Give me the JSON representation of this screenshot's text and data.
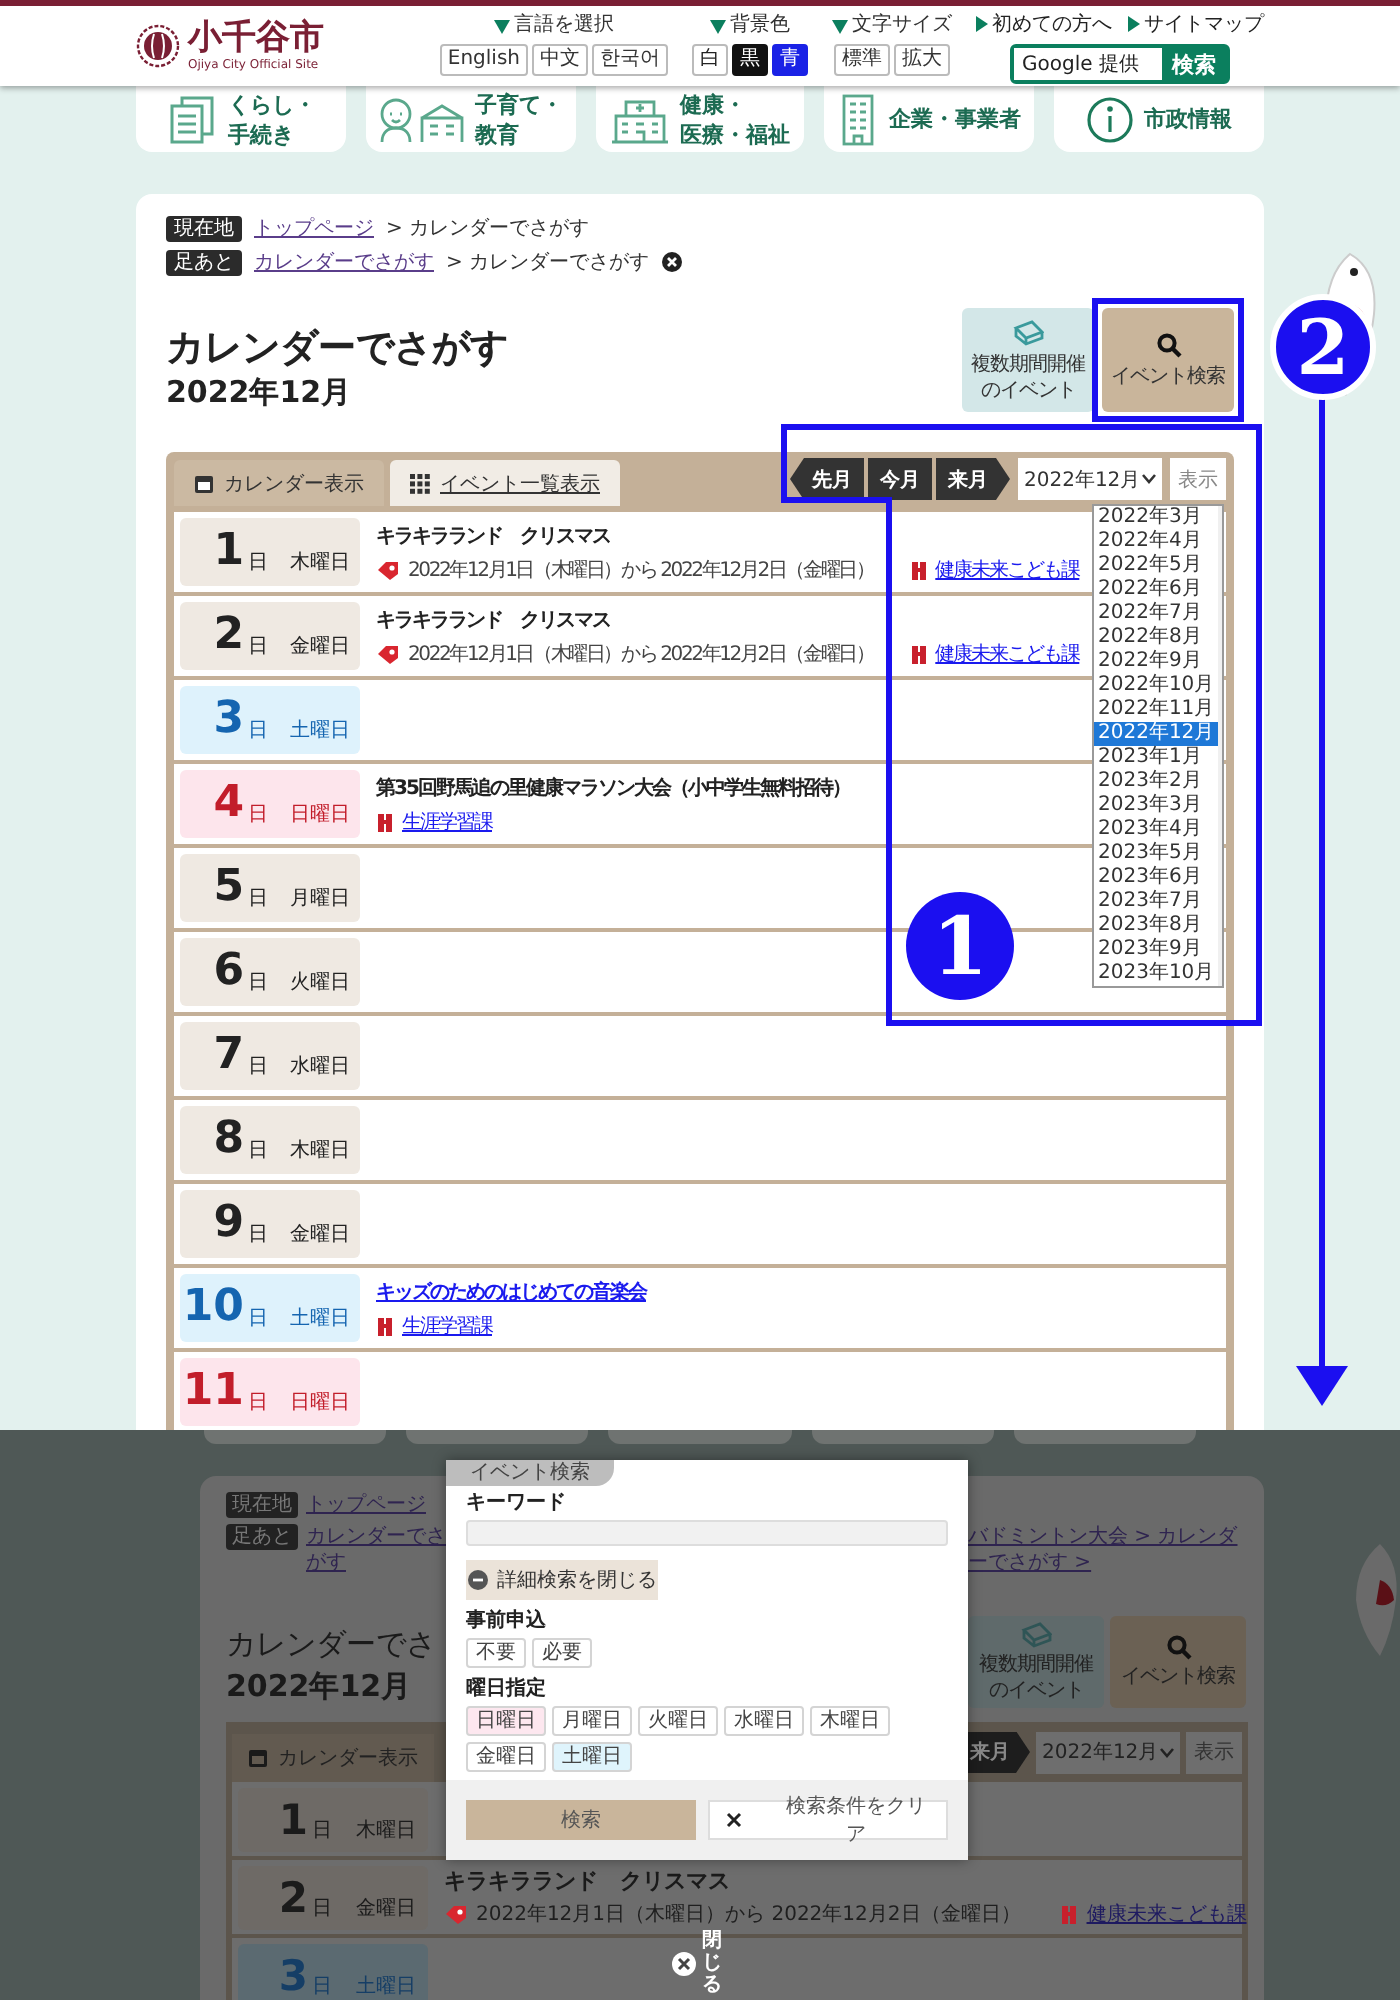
{
  "header": {
    "title": "小千谷市",
    "subtitle": "Ojiya City Official Site",
    "language": {
      "label": "言語を選択",
      "options": [
        "English",
        "中文",
        "한국어"
      ]
    },
    "background_color": {
      "label": "背景色",
      "options": [
        {
          "label": "白",
          "kind": "white"
        },
        {
          "label": "黒",
          "kind": "black"
        },
        {
          "label": "青",
          "kind": "blue"
        }
      ]
    },
    "font_size": {
      "label": "文字サイズ",
      "options": [
        "標準",
        "拡大"
      ]
    },
    "links": [
      "初めての方へ",
      "サイトマップ"
    ],
    "search": {
      "placeholder": "Google 提供",
      "button": "検索"
    }
  },
  "nav": [
    {
      "lines": [
        "くらし・",
        "手続き"
      ],
      "kind": "documents"
    },
    {
      "lines": [
        "子育て・",
        "教育"
      ],
      "kind": "children"
    },
    {
      "lines": [
        "健康・",
        "医療・福祉"
      ],
      "kind": "hospital"
    },
    {
      "lines": [
        "企業・事業者"
      ],
      "kind": "office"
    },
    {
      "lines": [
        "市政情報"
      ],
      "kind": "info"
    }
  ],
  "breadcrumbs": [
    {
      "label": "現在地",
      "kind": "location",
      "link": "トップページ",
      "current": "> カレンダーでさがす"
    },
    {
      "label": "足あと",
      "kind": "history",
      "link": "カレンダーでさがす",
      "current": "> カレンダーでさがす"
    }
  ],
  "title": "カレンダーでさがす",
  "month": "2022年12月",
  "action_buttons": [
    {
      "label": "複数期間開催のイベント",
      "kind": "multi_period"
    },
    {
      "label": "イベント検索",
      "kind": "search"
    }
  ],
  "calendar": {
    "tabs": [
      {
        "label": "カレンダー表示",
        "kind": "calendar",
        "selected": true
      },
      {
        "label": "イベント一覧表示",
        "kind": "list",
        "selected": false
      }
    ],
    "month_nav": [
      {
        "label": "先月",
        "kind": "prev"
      },
      {
        "label": "今月",
        "kind": "current"
      },
      {
        "label": "来月",
        "kind": "next"
      }
    ],
    "month_select": {
      "value": "2022年12月",
      "expanded": true,
      "options": [
        {
          "label": "2022年3月",
          "selected": false
        },
        {
          "label": "2022年4月",
          "selected": false
        },
        {
          "label": "2022年5月",
          "selected": false
        },
        {
          "label": "2022年6月",
          "selected": false
        },
        {
          "label": "2022年7月",
          "selected": false
        },
        {
          "label": "2022年8月",
          "selected": false
        },
        {
          "label": "2022年9月",
          "selected": false
        },
        {
          "label": "2022年10月",
          "selected": false
        },
        {
          "label": "2022年11月",
          "selected": false
        },
        {
          "label": "2022年12月",
          "selected": true
        },
        {
          "label": "2023年1月",
          "selected": false
        },
        {
          "label": "2023年2月",
          "selected": false
        },
        {
          "label": "2023年3月",
          "selected": false
        },
        {
          "label": "2023年4月",
          "selected": false
        },
        {
          "label": "2023年5月",
          "selected": false
        },
        {
          "label": "2023年6月",
          "selected": false
        },
        {
          "label": "2023年7月",
          "selected": false
        },
        {
          "label": "2023年8月",
          "selected": false
        },
        {
          "label": "2023年9月",
          "selected": false
        },
        {
          "label": "2023年10月",
          "selected": false
        }
      ]
    },
    "show_button": "表示",
    "days": [
      {
        "day": "1",
        "unit": "日",
        "weekday": "木曜日",
        "kind": "weekday",
        "events": [
          {
            "title": "キラキラランド　クリスマス",
            "is_link": false,
            "period": "2022年12月1日（木曜日）から 2022年12月2日（金曜日）",
            "department": "健康未来こども課"
          }
        ]
      },
      {
        "day": "2",
        "unit": "日",
        "weekday": "金曜日",
        "kind": "weekday",
        "events": [
          {
            "title": "キラキラランド　クリスマス",
            "is_link": false,
            "period": "2022年12月1日（木曜日）から 2022年12月2日（金曜日）",
            "department": "健康未来こども課"
          }
        ]
      },
      {
        "day": "3",
        "unit": "日",
        "weekday": "土曜日",
        "kind": "saturday"
      },
      {
        "day": "4",
        "unit": "日",
        "weekday": "日曜日",
        "kind": "sunday",
        "events": [
          {
            "title": "第35回野馬追の里健康マラソン大会（小中学生無料招待）",
            "is_link": false,
            "department": "生涯学習課"
          }
        ]
      },
      {
        "day": "5",
        "unit": "日",
        "weekday": "月曜日",
        "kind": "weekday"
      },
      {
        "day": "6",
        "unit": "日",
        "weekday": "火曜日",
        "kind": "weekday"
      },
      {
        "day": "7",
        "unit": "日",
        "weekday": "水曜日",
        "kind": "weekday"
      },
      {
        "day": "8",
        "unit": "日",
        "weekday": "木曜日",
        "kind": "weekday"
      },
      {
        "day": "9",
        "unit": "日",
        "weekday": "金曜日",
        "kind": "weekday"
      },
      {
        "day": "10",
        "unit": "日",
        "weekday": "土曜日",
        "kind": "saturday",
        "events": [
          {
            "title": "キッズのためのはじめての音楽会",
            "is_link": true,
            "department": "生涯学習課"
          }
        ]
      },
      {
        "day": "11",
        "unit": "日",
        "weekday": "日曜日",
        "kind": "sunday"
      }
    ]
  },
  "annotations": [
    {
      "number": "1"
    },
    {
      "number": "2"
    }
  ],
  "search_overlay": {
    "backdrop": {
      "breadcrumbs": [
        {
          "label": "現在地",
          "link": "トップページ"
        },
        {
          "label": "足あと",
          "link": "カレンダーでさがす",
          "trail": "バドミントン大会 > カレンダーでさがす >"
        }
      ],
      "title": "カレンダーでさ",
      "month": "2022年12月",
      "action_buttons": [
        {
          "label": "複数期間開催のイベント",
          "kind": "multi_period"
        },
        {
          "label": "イベント検索",
          "kind": "search"
        }
      ],
      "tab": "カレンダー表示",
      "next_month": "来月",
      "month_select": "2022年12月",
      "show_button": "表示",
      "days": [
        {
          "day": "1",
          "unit": "日",
          "weekday": "木曜日",
          "kind": "weekday"
        },
        {
          "day": "2",
          "unit": "日",
          "weekday": "金曜日",
          "kind": "weekday",
          "event": {
            "title": "キラキラランド　クリスマス",
            "period": "2022年12月1日（木曜日）から 2022年12月2日（金曜日）",
            "department": "健康未来こども課"
          }
        },
        {
          "day": "3",
          "unit": "日",
          "weekday": "土曜日",
          "kind": "saturday"
        }
      ]
    },
    "modal": {
      "tab": "イベント検索",
      "keyword_label": "キーワード",
      "detail_toggle": "詳細検索を閉じる",
      "application": {
        "label": "事前申込",
        "options": [
          {
            "label": "不要",
            "selected": false
          },
          {
            "label": "必要",
            "selected": false
          }
        ]
      },
      "weekdays": {
        "label": "曜日指定",
        "options": [
          {
            "label": "日曜日",
            "kind": "sunday",
            "selected": false
          },
          {
            "label": "月曜日",
            "kind": "weekday",
            "selected": false
          },
          {
            "label": "火曜日",
            "kind": "weekday",
            "selected": false
          },
          {
            "label": "水曜日",
            "kind": "weekday",
            "selected": false
          },
          {
            "label": "木曜日",
            "kind": "weekday",
            "selected": false
          },
          {
            "label": "金曜日",
            "kind": "weekday",
            "selected": false
          },
          {
            "label": "土曜日",
            "kind": "saturday",
            "selected": false
          }
        ]
      },
      "search_button": "検索",
      "clear_button": "検索条件をクリア"
    },
    "close": "閉じる"
  }
}
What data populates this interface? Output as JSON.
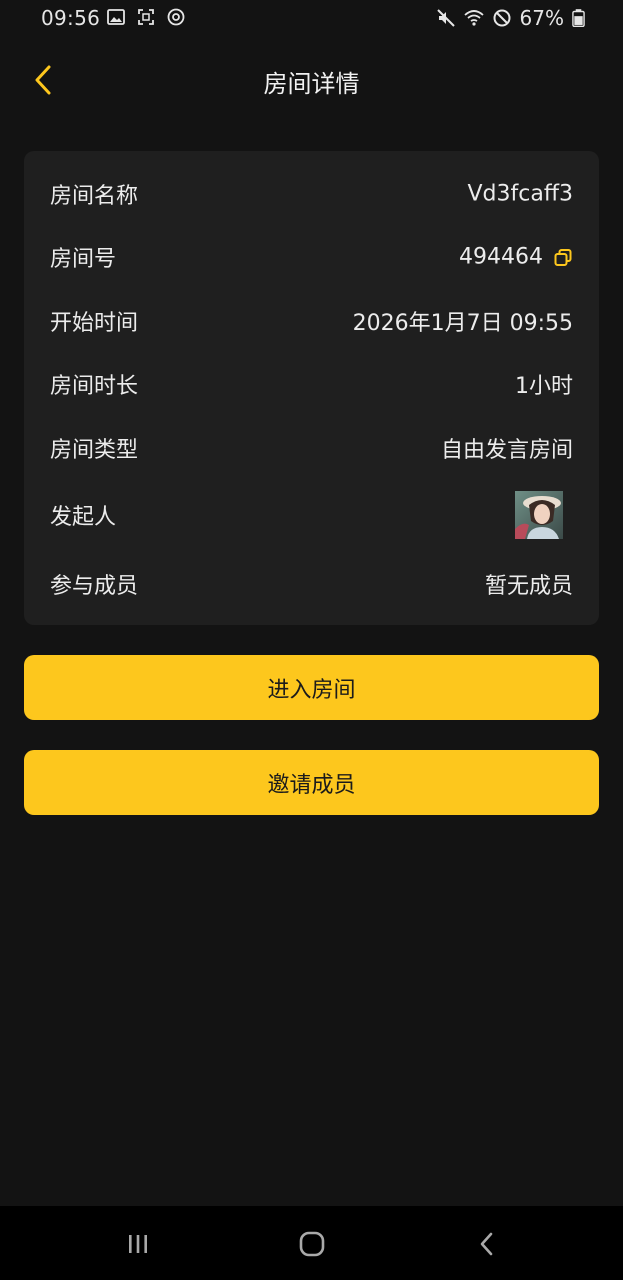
{
  "status_bar": {
    "time": "09:56",
    "battery": "67%",
    "left_icons": [
      "image-icon",
      "screenshot-icon",
      "sync-icon"
    ],
    "right_icons": [
      "mute-icon",
      "wifi-icon",
      "do-not-disturb-icon",
      "battery-icon"
    ]
  },
  "header": {
    "title": "房间详情",
    "back_icon": "chevron-left-icon"
  },
  "details": {
    "room_name": {
      "label": "房间名称",
      "value": "Vd3fcaff3"
    },
    "room_number": {
      "label": "房间号",
      "value": "494464",
      "icon": "copy-icon"
    },
    "start_time": {
      "label": "开始时间",
      "value": "2026年1月7日 09:55"
    },
    "duration": {
      "label": "房间时长",
      "value": "1小时"
    },
    "room_type": {
      "label": "房间类型",
      "value": "自由发言房间"
    },
    "initiator": {
      "label": "发起人"
    },
    "participants": {
      "label": "参与成员",
      "value": "暂无成员"
    }
  },
  "actions": {
    "enter_label": "进入房间",
    "invite_label": "邀请成员"
  },
  "colors": {
    "accent": "#fdc71d",
    "background": "#131313",
    "card": "#1f1f1f"
  },
  "nav_bar": {
    "icons": [
      "recent-apps-icon",
      "home-icon",
      "back-icon"
    ]
  }
}
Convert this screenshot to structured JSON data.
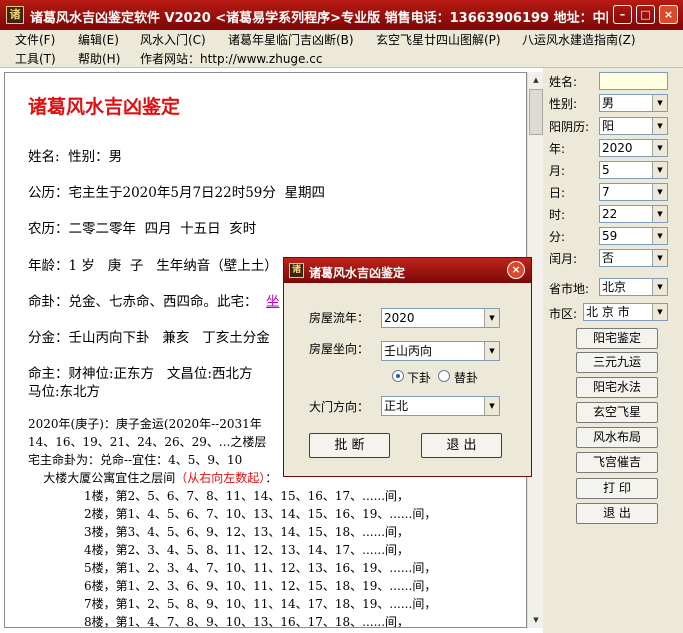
{
  "window": {
    "title": "诸葛风水吉凶鉴定软件 V2020 <诸葛易学系列程序>专业版   销售电话：13663906199   地址：中国北京",
    "icon_text": "诸",
    "min_glyph": "–",
    "max_glyph": "□",
    "close_glyph": "×"
  },
  "menu": {
    "row1": [
      "文件(F)",
      "编辑(E)",
      "风水入门(C)",
      "诸葛年星临门吉凶断(B)",
      "玄空飞星廿四山图解(P)",
      "八运风水建造指南(Z)"
    ],
    "row2": [
      "工具(T)",
      "帮助(H)",
      "作者网站：http://www.zhuge.cc"
    ]
  },
  "document": {
    "heading": "诸葛风水吉凶鉴定",
    "lines": [
      "姓名:  性别：男",
      "公历：宅主生于2020年5月7日22时59分  星期四",
      "农历：二零二零年  四月  十五日  亥时",
      "年龄：1 岁   庚  子   生年纳音（壁上土）",
      "命卦：兑金、七赤命、西四命。此宅：",
      "分金：壬山丙向下卦   兼亥   丁亥土分金",
      "命主：财神位:正东方   文昌位:西北方",
      "马位:东北方"
    ],
    "partial_link": "坐",
    "block_lines": [
      "2020年(庚子)：庚子金运(2020年--2031年",
      "14、16、19、21、24、26、29、...之楼层",
      "宅主命卦为：兑命--宜住：4、5、9、10"
    ],
    "floor_intro": "    大楼大厦公寓宜住之层间",
    "floor_intro_red": "（从右向左数起）",
    "floor_intro_end": "：",
    "floors": [
      "1楼，第2、5、6、7、8、11、14、15、16、17、......间，",
      "2楼，第1、4、5、6、7、10、13、14、15、16、19、......间，",
      "3楼，第3、4、5、6、9、12、13、14、15、18、......间，",
      "4楼，第2、3、4、5、8、11、12、13、14、17、......间，",
      "5楼，第1、2、3、4、7、10、11、12、13、16、19、......间，",
      "6楼，第1、2、3、6、9、10、11、12、15、18、19、......间，",
      "7楼，第1、2、5、8、9、10、11、14、17、18、19、......间，",
      "8楼，第1、4、7、8、9、10、13、16、17、18、......间，"
    ]
  },
  "form": {
    "name_label": "姓名:",
    "name_value": "",
    "gender_label": "性别:",
    "gender_value": "男",
    "calendar_label": "阳阴历:",
    "calendar_value": "阳",
    "year_label": "年:",
    "year_value": "2020",
    "month_label": "月:",
    "month_value": "5",
    "day_label": "日:",
    "day_value": "7",
    "hour_label": "时:",
    "hour_value": "22",
    "minute_label": "分:",
    "minute_value": "59",
    "leap_label": "闰月:",
    "leap_value": "否",
    "province_label": "省市地:",
    "province_value": "北京",
    "district_label": "市区:",
    "district_value": "北 京 市"
  },
  "buttons": [
    "阳宅鉴定",
    "三元九运",
    "阳宅水法",
    "玄空飞星",
    "风水布局",
    "飞宫催吉",
    "打 印",
    "退 出"
  ],
  "dialog": {
    "title": "诸葛风水吉凶鉴定",
    "year_label": "房屋流年：",
    "year_value": "2020",
    "facing_label": "房屋坐向：",
    "facing_value": "壬山丙向",
    "radio1": "下卦",
    "radio2": "替卦",
    "gate_label": "大门方向：",
    "gate_value": "正北",
    "ok_label": "批 断",
    "exit_label": "退 出"
  }
}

_ _ _ _

# Your objective:
Go through the listing above line by line and say how many lines hold the word "複数期間開催のイベント". Reply with that number only.

# Exercise solution:
2